**Stated goal**. Using the material that follows, identify and copy each line with the string "background".
_ _ _
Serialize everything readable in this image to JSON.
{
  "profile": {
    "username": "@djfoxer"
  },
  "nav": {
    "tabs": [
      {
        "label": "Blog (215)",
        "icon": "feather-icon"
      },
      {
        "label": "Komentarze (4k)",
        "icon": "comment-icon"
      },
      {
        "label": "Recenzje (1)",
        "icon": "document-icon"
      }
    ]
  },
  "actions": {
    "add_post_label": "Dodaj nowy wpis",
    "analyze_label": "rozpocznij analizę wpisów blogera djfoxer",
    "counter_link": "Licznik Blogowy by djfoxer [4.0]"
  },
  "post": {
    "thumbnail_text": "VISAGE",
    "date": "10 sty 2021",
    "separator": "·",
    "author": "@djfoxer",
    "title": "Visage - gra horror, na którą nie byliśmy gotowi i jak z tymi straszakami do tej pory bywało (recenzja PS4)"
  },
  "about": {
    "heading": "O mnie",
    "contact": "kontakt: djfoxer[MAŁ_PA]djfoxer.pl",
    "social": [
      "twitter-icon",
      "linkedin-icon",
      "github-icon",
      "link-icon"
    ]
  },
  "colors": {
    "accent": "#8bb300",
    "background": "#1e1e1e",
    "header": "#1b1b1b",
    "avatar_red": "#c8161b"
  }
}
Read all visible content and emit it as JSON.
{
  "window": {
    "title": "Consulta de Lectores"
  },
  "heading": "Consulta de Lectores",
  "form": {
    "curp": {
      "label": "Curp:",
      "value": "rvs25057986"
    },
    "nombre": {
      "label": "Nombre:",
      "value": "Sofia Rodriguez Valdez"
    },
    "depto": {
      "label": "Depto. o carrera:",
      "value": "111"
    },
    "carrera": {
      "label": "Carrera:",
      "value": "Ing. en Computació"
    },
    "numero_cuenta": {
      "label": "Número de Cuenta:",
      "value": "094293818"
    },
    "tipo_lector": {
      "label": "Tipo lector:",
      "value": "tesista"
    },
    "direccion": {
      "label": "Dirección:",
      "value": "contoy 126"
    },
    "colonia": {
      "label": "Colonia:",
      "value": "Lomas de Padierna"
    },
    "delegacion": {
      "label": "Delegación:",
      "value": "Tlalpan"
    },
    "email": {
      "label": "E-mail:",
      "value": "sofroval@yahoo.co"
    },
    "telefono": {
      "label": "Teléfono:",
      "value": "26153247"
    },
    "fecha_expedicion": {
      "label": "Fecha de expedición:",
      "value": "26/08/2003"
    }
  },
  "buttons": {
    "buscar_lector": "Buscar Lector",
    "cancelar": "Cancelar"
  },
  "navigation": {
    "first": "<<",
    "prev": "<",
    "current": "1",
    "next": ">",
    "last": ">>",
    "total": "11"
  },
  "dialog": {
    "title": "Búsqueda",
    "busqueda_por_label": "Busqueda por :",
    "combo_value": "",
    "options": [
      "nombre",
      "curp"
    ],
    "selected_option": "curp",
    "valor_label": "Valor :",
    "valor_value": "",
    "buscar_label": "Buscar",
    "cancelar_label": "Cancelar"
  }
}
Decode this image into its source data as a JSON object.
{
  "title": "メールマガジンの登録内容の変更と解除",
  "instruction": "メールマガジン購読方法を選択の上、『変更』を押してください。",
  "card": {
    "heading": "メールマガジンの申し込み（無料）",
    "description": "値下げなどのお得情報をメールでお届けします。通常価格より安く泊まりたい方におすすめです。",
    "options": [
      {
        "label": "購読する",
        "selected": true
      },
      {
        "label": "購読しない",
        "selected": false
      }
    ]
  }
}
_ _ _
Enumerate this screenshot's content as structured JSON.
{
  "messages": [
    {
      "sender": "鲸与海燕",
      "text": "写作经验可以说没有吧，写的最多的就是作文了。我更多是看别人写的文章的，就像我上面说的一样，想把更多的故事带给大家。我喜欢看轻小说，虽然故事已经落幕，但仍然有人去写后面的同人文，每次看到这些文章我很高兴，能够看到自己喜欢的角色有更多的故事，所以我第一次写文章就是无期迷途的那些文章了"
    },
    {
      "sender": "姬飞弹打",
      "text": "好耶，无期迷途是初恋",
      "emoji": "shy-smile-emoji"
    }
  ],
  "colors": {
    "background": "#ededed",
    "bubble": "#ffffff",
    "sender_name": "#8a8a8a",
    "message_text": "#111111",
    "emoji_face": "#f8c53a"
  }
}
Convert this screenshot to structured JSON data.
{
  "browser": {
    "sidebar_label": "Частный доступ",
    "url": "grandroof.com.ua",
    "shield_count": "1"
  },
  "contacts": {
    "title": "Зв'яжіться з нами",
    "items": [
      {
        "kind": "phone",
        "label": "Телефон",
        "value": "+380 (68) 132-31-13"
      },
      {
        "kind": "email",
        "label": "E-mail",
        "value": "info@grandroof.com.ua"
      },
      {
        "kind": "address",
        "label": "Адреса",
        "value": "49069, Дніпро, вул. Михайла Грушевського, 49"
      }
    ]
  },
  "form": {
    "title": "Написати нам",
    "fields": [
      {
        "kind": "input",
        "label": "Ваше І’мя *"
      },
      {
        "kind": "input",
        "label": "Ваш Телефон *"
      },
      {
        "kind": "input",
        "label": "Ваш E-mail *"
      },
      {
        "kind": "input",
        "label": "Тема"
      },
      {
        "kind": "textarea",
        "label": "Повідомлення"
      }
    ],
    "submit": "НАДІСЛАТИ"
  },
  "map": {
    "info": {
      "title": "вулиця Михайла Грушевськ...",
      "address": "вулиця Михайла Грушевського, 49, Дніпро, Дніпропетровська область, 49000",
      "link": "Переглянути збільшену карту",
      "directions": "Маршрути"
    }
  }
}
_ _ _
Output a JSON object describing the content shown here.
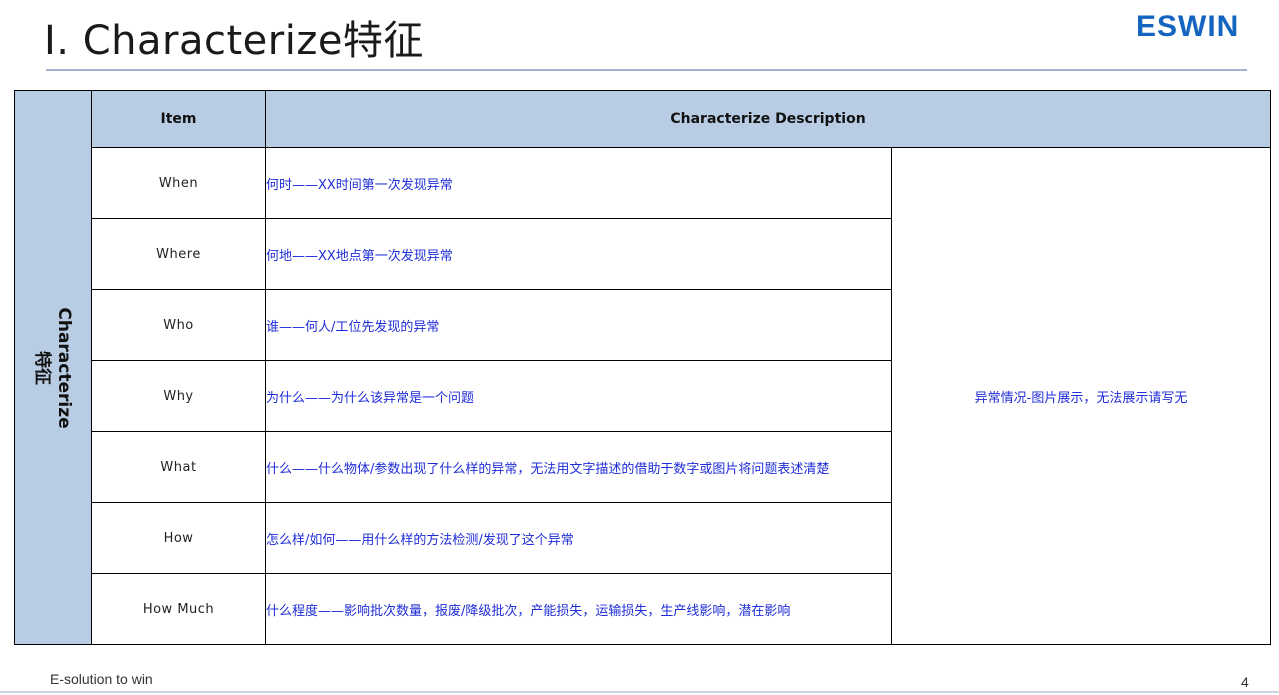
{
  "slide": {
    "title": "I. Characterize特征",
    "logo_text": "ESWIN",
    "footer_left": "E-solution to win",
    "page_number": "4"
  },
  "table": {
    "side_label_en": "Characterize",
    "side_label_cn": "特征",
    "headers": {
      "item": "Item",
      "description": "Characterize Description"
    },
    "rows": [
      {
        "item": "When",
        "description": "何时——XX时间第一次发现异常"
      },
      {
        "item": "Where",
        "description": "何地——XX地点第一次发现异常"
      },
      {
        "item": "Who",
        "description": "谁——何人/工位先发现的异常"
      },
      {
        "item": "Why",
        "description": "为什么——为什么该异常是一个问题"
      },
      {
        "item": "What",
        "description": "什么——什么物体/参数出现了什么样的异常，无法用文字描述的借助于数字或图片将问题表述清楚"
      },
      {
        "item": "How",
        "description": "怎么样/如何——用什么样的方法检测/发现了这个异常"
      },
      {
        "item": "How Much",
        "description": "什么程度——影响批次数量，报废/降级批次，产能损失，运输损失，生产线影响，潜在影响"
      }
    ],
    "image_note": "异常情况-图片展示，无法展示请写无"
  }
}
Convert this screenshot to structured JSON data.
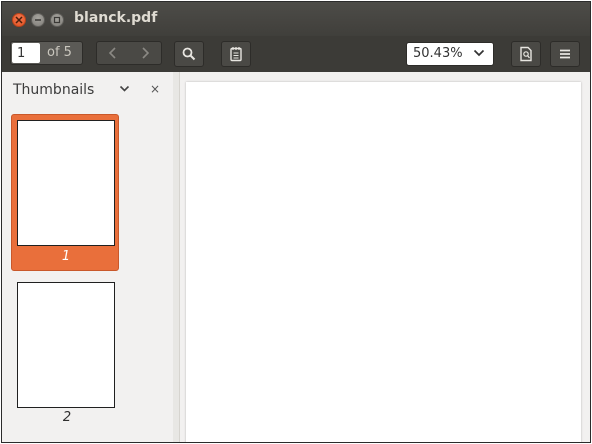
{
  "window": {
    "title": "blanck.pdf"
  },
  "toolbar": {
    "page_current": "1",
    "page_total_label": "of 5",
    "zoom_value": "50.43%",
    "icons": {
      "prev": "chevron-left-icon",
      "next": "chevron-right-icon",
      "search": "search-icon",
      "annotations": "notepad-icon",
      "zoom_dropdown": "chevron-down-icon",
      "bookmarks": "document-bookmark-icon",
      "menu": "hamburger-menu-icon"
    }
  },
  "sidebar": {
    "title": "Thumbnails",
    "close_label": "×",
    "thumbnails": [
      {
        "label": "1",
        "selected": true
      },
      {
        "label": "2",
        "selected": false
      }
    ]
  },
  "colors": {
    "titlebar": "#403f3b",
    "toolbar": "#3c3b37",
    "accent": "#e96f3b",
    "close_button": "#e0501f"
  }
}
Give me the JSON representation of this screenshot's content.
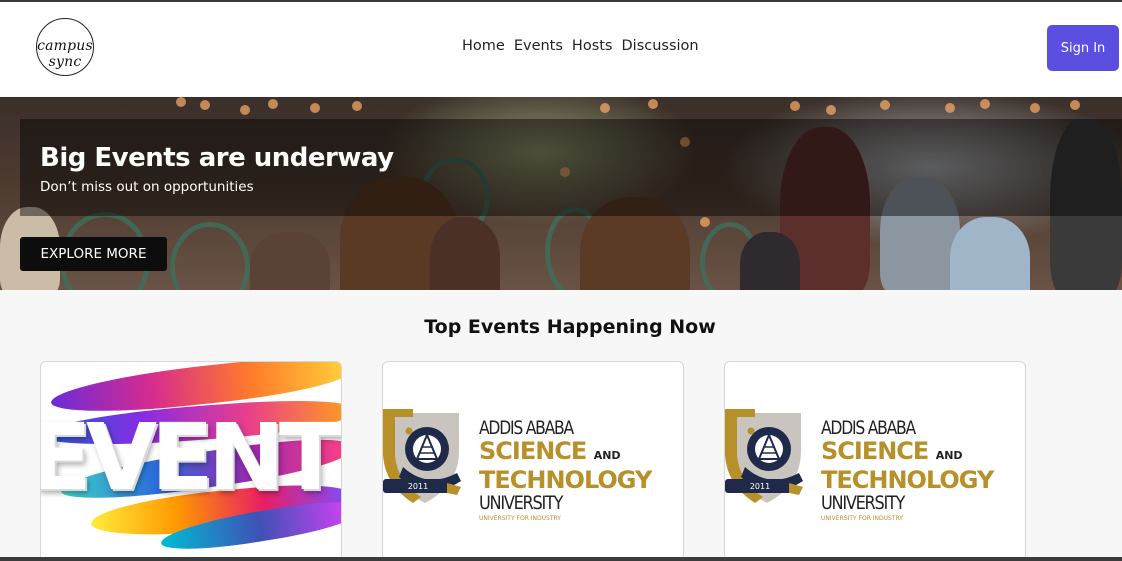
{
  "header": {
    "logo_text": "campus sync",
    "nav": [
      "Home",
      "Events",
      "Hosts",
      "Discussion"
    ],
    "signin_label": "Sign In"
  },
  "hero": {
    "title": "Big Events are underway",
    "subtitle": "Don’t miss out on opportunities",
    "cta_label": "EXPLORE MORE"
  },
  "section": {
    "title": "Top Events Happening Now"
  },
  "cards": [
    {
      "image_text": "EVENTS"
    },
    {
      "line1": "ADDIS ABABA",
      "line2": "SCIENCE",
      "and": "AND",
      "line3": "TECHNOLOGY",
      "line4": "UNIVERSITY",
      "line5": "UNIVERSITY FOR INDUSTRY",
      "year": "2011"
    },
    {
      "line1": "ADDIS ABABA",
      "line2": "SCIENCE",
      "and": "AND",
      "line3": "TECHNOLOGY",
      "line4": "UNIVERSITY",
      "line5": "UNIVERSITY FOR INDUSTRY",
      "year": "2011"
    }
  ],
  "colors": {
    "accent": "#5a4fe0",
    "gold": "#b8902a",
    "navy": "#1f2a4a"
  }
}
_ _ _
**Output for this task**.
    "background": "#1e1e1e",
    "background": "#ededed",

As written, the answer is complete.